TASK STATEMENT:
Write out the material again word for word, dropping any images it holds.

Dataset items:
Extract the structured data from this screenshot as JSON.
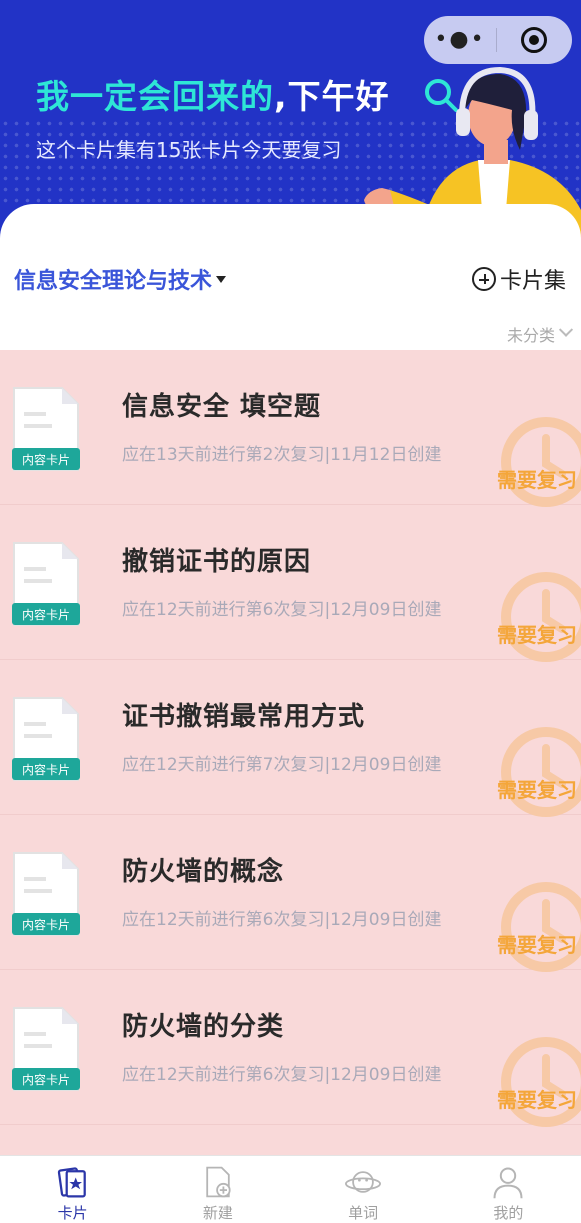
{
  "header": {
    "capsule_more": "•●•",
    "greeting_part1": "我一定会回来的",
    "greeting_part2": ",下午好",
    "subtitle": "这个卡片集有15张卡片今天要复习"
  },
  "set_selector": {
    "name": "信息安全理论与技术",
    "add_label": "卡片集",
    "category": "未分类"
  },
  "cards": [
    {
      "title": "信息安全 填空题",
      "meta": "应在13天前进行第2次复习|11月12日创建",
      "doc_label": "内容卡片",
      "status": "需要复习"
    },
    {
      "title": "撤销证书的原因",
      "meta": "应在12天前进行第6次复习|12月09日创建",
      "doc_label": "内容卡片",
      "status": "需要复习"
    },
    {
      "title": "证书撤销最常用方式",
      "meta": "应在12天前进行第7次复习|12月09日创建",
      "doc_label": "内容卡片",
      "status": "需要复习"
    },
    {
      "title": "防火墙的概念",
      "meta": "应在12天前进行第6次复习|12月09日创建",
      "doc_label": "内容卡片",
      "status": "需要复习"
    },
    {
      "title": "防火墙的分类",
      "meta": "应在12天前进行第6次复习|12月09日创建",
      "doc_label": "内容卡片",
      "status": "需要复习"
    }
  ],
  "tabs": [
    {
      "label": "卡片",
      "icon": "cards-icon",
      "active": true
    },
    {
      "label": "新建",
      "icon": "new-doc-icon",
      "active": false
    },
    {
      "label": "单词",
      "icon": "planet-icon",
      "active": false
    },
    {
      "label": "我的",
      "icon": "user-icon",
      "active": false
    }
  ],
  "colors": {
    "header_bg": "#2233c6",
    "accent_cyan": "#2ee6d6",
    "set_name": "#3a55d9",
    "list_bg": "#f9d9d9",
    "review_orange": "#f4a63a",
    "doc_label_teal": "#1ea79a",
    "tab_active": "#2b36a8"
  }
}
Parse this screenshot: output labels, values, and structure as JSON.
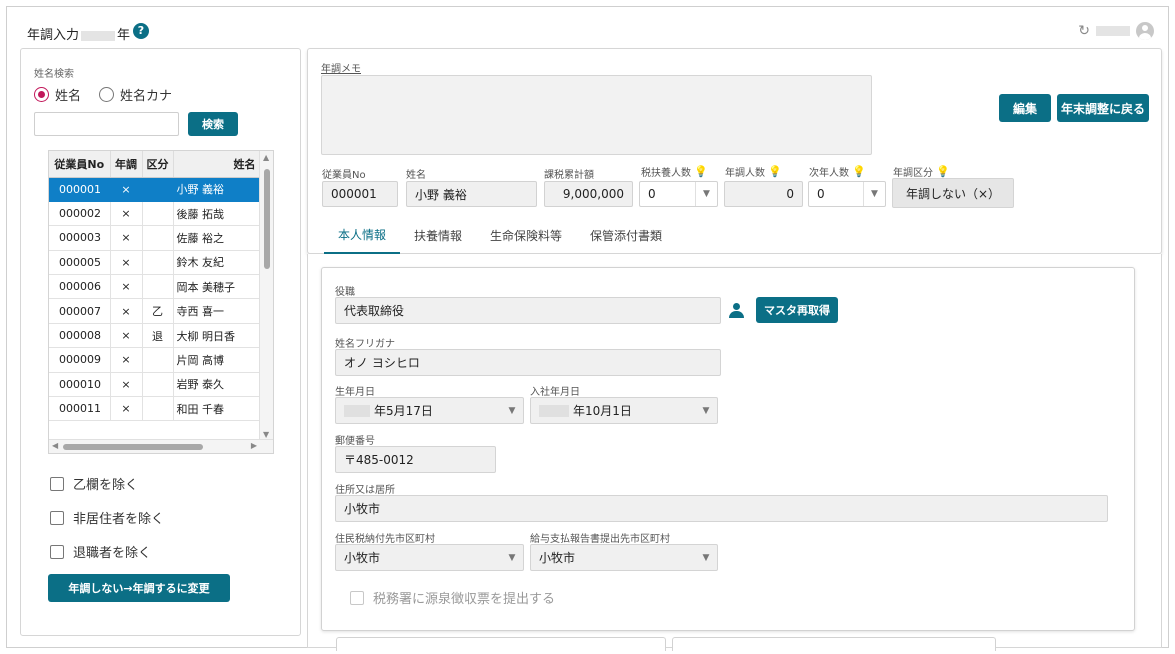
{
  "header": {
    "title_prefix": "年調入力",
    "title_suffix": "年",
    "help_label": "?"
  },
  "left": {
    "search_label": "姓名検索",
    "radio_options": [
      {
        "label": "姓名",
        "selected": true
      },
      {
        "label": "姓名カナ",
        "selected": false
      }
    ],
    "search_value": "",
    "search_button": "検索",
    "table": {
      "columns": [
        "従業員No",
        "年調",
        "区分",
        "姓名"
      ],
      "rows": [
        {
          "no": "000001",
          "nencho": "×",
          "kubun": "",
          "name": "小野 義裕",
          "selected": true
        },
        {
          "no": "000002",
          "nencho": "×",
          "kubun": "",
          "name": "後藤 拓哉"
        },
        {
          "no": "000003",
          "nencho": "×",
          "kubun": "",
          "name": "佐藤 裕之"
        },
        {
          "no": "000005",
          "nencho": "×",
          "kubun": "",
          "name": "鈴木 友紀"
        },
        {
          "no": "000006",
          "nencho": "×",
          "kubun": "",
          "name": "岡本 美穂子"
        },
        {
          "no": "000007",
          "nencho": "×",
          "kubun": "乙",
          "name": "寺西 喜一"
        },
        {
          "no": "000008",
          "nencho": "×",
          "kubun": "退",
          "name": "大柳 明日香"
        },
        {
          "no": "000009",
          "nencho": "×",
          "kubun": "",
          "name": "片岡 高博"
        },
        {
          "no": "000010",
          "nencho": "×",
          "kubun": "",
          "name": "岩野 泰久"
        },
        {
          "no": "000011",
          "nencho": "×",
          "kubun": "",
          "name": "和田 千春"
        }
      ]
    },
    "checkboxes": [
      "乙欄を除く",
      "非居住者を除く",
      "退職者を除く"
    ],
    "change_button": "年調しない→年調するに変更"
  },
  "top": {
    "memo_label": "年調メモ",
    "memo_value": "",
    "edit_button": "編集",
    "back_button": "年末調整に戻る",
    "fields": {
      "emp_no_label": "従業員No",
      "emp_no": "000001",
      "name_label": "姓名",
      "name": "小野 義裕",
      "taxable_label": "課税累計額",
      "taxable": "9,000,000",
      "dependents_label": "税扶養人数",
      "dependents": "0",
      "nencho_count_label": "年調人数",
      "nencho_count": "0",
      "next_year_label": "次年人数",
      "next_year": "0",
      "category_label": "年調区分",
      "category": "年調しない（×）"
    }
  },
  "tabs": [
    {
      "label": "本人情報",
      "active": true
    },
    {
      "label": "扶養情報",
      "active": false
    },
    {
      "label": "生命保険料等",
      "active": false
    },
    {
      "label": "保管添付書類",
      "active": false
    }
  ],
  "detail": {
    "position_label": "役職",
    "position": "代表取締役",
    "master_button": "マスタ再取得",
    "kana_label": "姓名フリガナ",
    "kana": "オノ ヨシヒロ",
    "birth_label": "生年月日",
    "birth": "年5月17日",
    "hire_label": "入社年月日",
    "hire": "年10月1日",
    "zip_label": "郵便番号",
    "zip": "〒485-0012",
    "address_label": "住所又は居所",
    "address": "小牧市",
    "resident_city_label": "住民税納付先市区町村",
    "resident_city": "小牧市",
    "report_city_label": "給与支払報告書提出先市区町村",
    "report_city": "小牧市",
    "tax_office_checkbox": "税務署に源泉徴収票を提出する"
  },
  "colors": {
    "accent": "#0b6f86",
    "selection": "#0f7fc7",
    "radio_selected": "#c2185b"
  },
  "icons": [
    "help-icon",
    "refresh-icon",
    "user-avatar-icon",
    "bulb-icon",
    "person-icon",
    "dropdown-arrow-icon"
  ]
}
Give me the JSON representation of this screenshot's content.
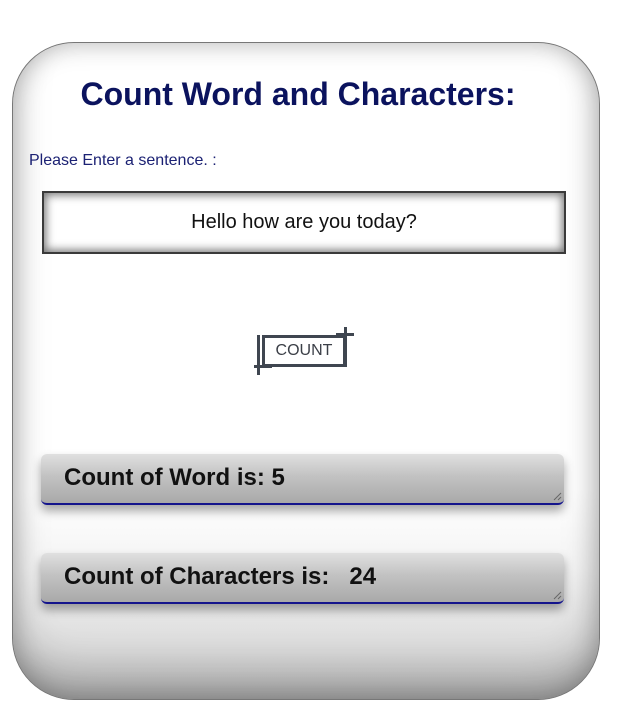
{
  "title": "Count Word and Characters:",
  "prompt": "Please Enter a sentence. :",
  "input": {
    "value": "Hello how are you today?",
    "placeholder": ""
  },
  "button": {
    "label": "COUNT"
  },
  "results": {
    "words_label": "Count of Word is: ",
    "words_value": "5",
    "chars_label": "Count of Characters is:   ",
    "chars_value": "24"
  },
  "colors": {
    "title": "#0b135e",
    "prompt": "#1b2173",
    "result_border": "#14148c"
  }
}
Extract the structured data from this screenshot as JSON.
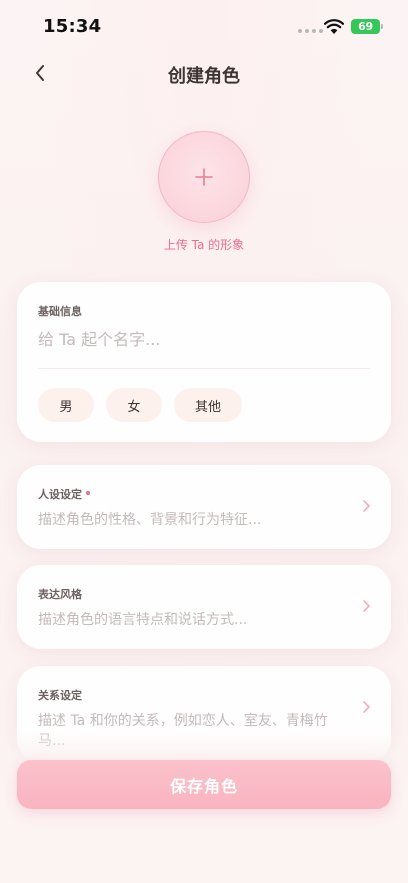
{
  "status_bar": {
    "time": "15:34",
    "battery": "69",
    "battery_color": "#35c759"
  },
  "nav": {
    "title": "创建角色",
    "back_icon": "chevron-left-icon"
  },
  "avatar": {
    "icon": "plus-icon",
    "label": "上传 Ta 的形象",
    "accent": "#ec6f8a"
  },
  "basic_info": {
    "label": "基础信息",
    "name_placeholder": "给 Ta 起个名字...",
    "name_value": "",
    "genders": [
      "男",
      "女",
      "其他"
    ]
  },
  "persona": {
    "label": "人设设定",
    "required": true,
    "placeholder": "描述角色的性格、背景和行为特征..."
  },
  "style": {
    "label": "表达风格",
    "placeholder": "描述角色的语言特点和说话方式..."
  },
  "relation": {
    "label": "关系设定",
    "placeholder": "描述 Ta 和你的关系，例如恋人、室友、青梅竹马..."
  },
  "save_button": {
    "label": "保存角色",
    "color": "#f9b4c0"
  }
}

TASK OUTPUT:
Extract the structured data from this screenshot as JSON.
{
  "header": {
    "capsule_more": "•●•",
    "greeting_part1": "我一定会回来的",
    "greeting_part2": ",下午好",
    "subtitle": "这个卡片集有15张卡片今天要复习"
  },
  "set_selector": {
    "name": "信息安全理论与技术",
    "add_label": "卡片集",
    "category": "未分类"
  },
  "cards": [
    {
      "title": "信息安全 填空题",
      "meta": "应在13天前进行第2次复习|11月12日创建",
      "doc_label": "内容卡片",
      "status": "需要复习"
    },
    {
      "title": "撤销证书的原因",
      "meta": "应在12天前进行第6次复习|12月09日创建",
      "doc_label": "内容卡片",
      "status": "需要复习"
    },
    {
      "title": "证书撤销最常用方式",
      "meta": "应在12天前进行第7次复习|12月09日创建",
      "doc_label": "内容卡片",
      "status": "需要复习"
    },
    {
      "title": "防火墙的概念",
      "meta": "应在12天前进行第6次复习|12月09日创建",
      "doc_label": "内容卡片",
      "status": "需要复习"
    },
    {
      "title": "防火墙的分类",
      "meta": "应在12天前进行第6次复习|12月09日创建",
      "doc_label": "内容卡片",
      "status": "需要复习"
    }
  ],
  "tabs": [
    {
      "label": "卡片",
      "icon": "cards-icon",
      "active": true
    },
    {
      "label": "新建",
      "icon": "new-doc-icon",
      "active": false
    },
    {
      "label": "单词",
      "icon": "planet-icon",
      "active": false
    },
    {
      "label": "我的",
      "icon": "user-icon",
      "active": false
    }
  ],
  "colors": {
    "header_bg": "#2233c6",
    "accent_cyan": "#2ee6d6",
    "set_name": "#3a55d9",
    "list_bg": "#f9d9d9",
    "review_orange": "#f4a63a",
    "doc_label_teal": "#1ea79a",
    "tab_active": "#2b36a8"
  }
}
Parse this screenshot: output labels, values, and structure as JSON.
{
  "header": {
    "title_prefix": "年調入力",
    "title_suffix": "年",
    "help_label": "?"
  },
  "left": {
    "search_label": "姓名検索",
    "radio_options": [
      {
        "label": "姓名",
        "selected": true
      },
      {
        "label": "姓名カナ",
        "selected": false
      }
    ],
    "search_value": "",
    "search_button": "検索",
    "table": {
      "columns": [
        "従業員No",
        "年調",
        "区分",
        "姓名"
      ],
      "rows": [
        {
          "no": "000001",
          "nencho": "×",
          "kubun": "",
          "name": "小野 義裕",
          "selected": true
        },
        {
          "no": "000002",
          "nencho": "×",
          "kubun": "",
          "name": "後藤 拓哉"
        },
        {
          "no": "000003",
          "nencho": "×",
          "kubun": "",
          "name": "佐藤 裕之"
        },
        {
          "no": "000005",
          "nencho": "×",
          "kubun": "",
          "name": "鈴木 友紀"
        },
        {
          "no": "000006",
          "nencho": "×",
          "kubun": "",
          "name": "岡本 美穂子"
        },
        {
          "no": "000007",
          "nencho": "×",
          "kubun": "乙",
          "name": "寺西 喜一"
        },
        {
          "no": "000008",
          "nencho": "×",
          "kubun": "退",
          "name": "大柳 明日香"
        },
        {
          "no": "000009",
          "nencho": "×",
          "kubun": "",
          "name": "片岡 高博"
        },
        {
          "no": "000010",
          "nencho": "×",
          "kubun": "",
          "name": "岩野 泰久"
        },
        {
          "no": "000011",
          "nencho": "×",
          "kubun": "",
          "name": "和田 千春"
        }
      ]
    },
    "checkboxes": [
      "乙欄を除く",
      "非居住者を除く",
      "退職者を除く"
    ],
    "change_button": "年調しない→年調するに変更"
  },
  "top": {
    "memo_label": "年調メモ",
    "memo_value": "",
    "edit_button": "編集",
    "back_button": "年末調整に戻る",
    "fields": {
      "emp_no_label": "従業員No",
      "emp_no": "000001",
      "name_label": "姓名",
      "name": "小野 義裕",
      "taxable_label": "課税累計額",
      "taxable": "9,000,000",
      "dependents_label": "税扶養人数",
      "dependents": "0",
      "nencho_count_label": "年調人数",
      "nencho_count": "0",
      "next_year_label": "次年人数",
      "next_year": "0",
      "category_label": "年調区分",
      "category": "年調しない（×）"
    }
  },
  "tabs": [
    {
      "label": "本人情報",
      "active": true
    },
    {
      "label": "扶養情報",
      "active": false
    },
    {
      "label": "生命保険料等",
      "active": false
    },
    {
      "label": "保管添付書類",
      "active": false
    }
  ],
  "detail": {
    "position_label": "役職",
    "position": "代表取締役",
    "master_button": "マスタ再取得",
    "kana_label": "姓名フリガナ",
    "kana": "オノ ヨシヒロ",
    "birth_label": "生年月日",
    "birth": "年5月17日",
    "hire_label": "入社年月日",
    "hire": "年10月1日",
    "zip_label": "郵便番号",
    "zip": "〒485-0012",
    "address_label": "住所又は居所",
    "address": "小牧市",
    "resident_city_label": "住民税納付先市区町村",
    "resident_city": "小牧市",
    "report_city_label": "給与支払報告書提出先市区町村",
    "report_city": "小牧市",
    "tax_office_checkbox": "税務署に源泉徴収票を提出する"
  },
  "colors": {
    "accent": "#0b6f86",
    "selection": "#0f7fc7",
    "radio_selected": "#c2185b"
  },
  "icons": [
    "help-icon",
    "refresh-icon",
    "user-avatar-icon",
    "bulb-icon",
    "person-icon",
    "dropdown-arrow-icon"
  ]
}
Give me the JSON representation of this screenshot's content.
{
  "title": "Count Word and Characters:",
  "prompt": "Please Enter a sentence. :",
  "input": {
    "value": "Hello how are you today?",
    "placeholder": ""
  },
  "button": {
    "label": "COUNT"
  },
  "results": {
    "words_label": "Count of Word is: ",
    "words_value": "5",
    "chars_label": "Count of Characters is:   ",
    "chars_value": "24"
  },
  "colors": {
    "title": "#0b135e",
    "prompt": "#1b2173",
    "result_border": "#14148c"
  }
}
Extract the structured data from this screenshot as JSON.
{
  "status_bar": {
    "time": "15:34",
    "battery": "69",
    "battery_color": "#35c759"
  },
  "nav": {
    "title": "创建角色",
    "back_icon": "chevron-left-icon"
  },
  "avatar": {
    "icon": "plus-icon",
    "label": "上传 Ta 的形象",
    "accent": "#ec6f8a"
  },
  "basic_info": {
    "label": "基础信息",
    "name_placeholder": "给 Ta 起个名字...",
    "name_value": "",
    "genders": [
      "男",
      "女",
      "其他"
    ]
  },
  "persona": {
    "label": "人设设定",
    "required": true,
    "placeholder": "描述角色的性格、背景和行为特征..."
  },
  "style": {
    "label": "表达风格",
    "placeholder": "描述角色的语言特点和说话方式..."
  },
  "relation": {
    "label": "关系设定",
    "placeholder": "描述 Ta 和你的关系，例如恋人、室友、青梅竹马..."
  },
  "save_button": {
    "label": "保存角色",
    "color": "#f9b4c0"
  }
}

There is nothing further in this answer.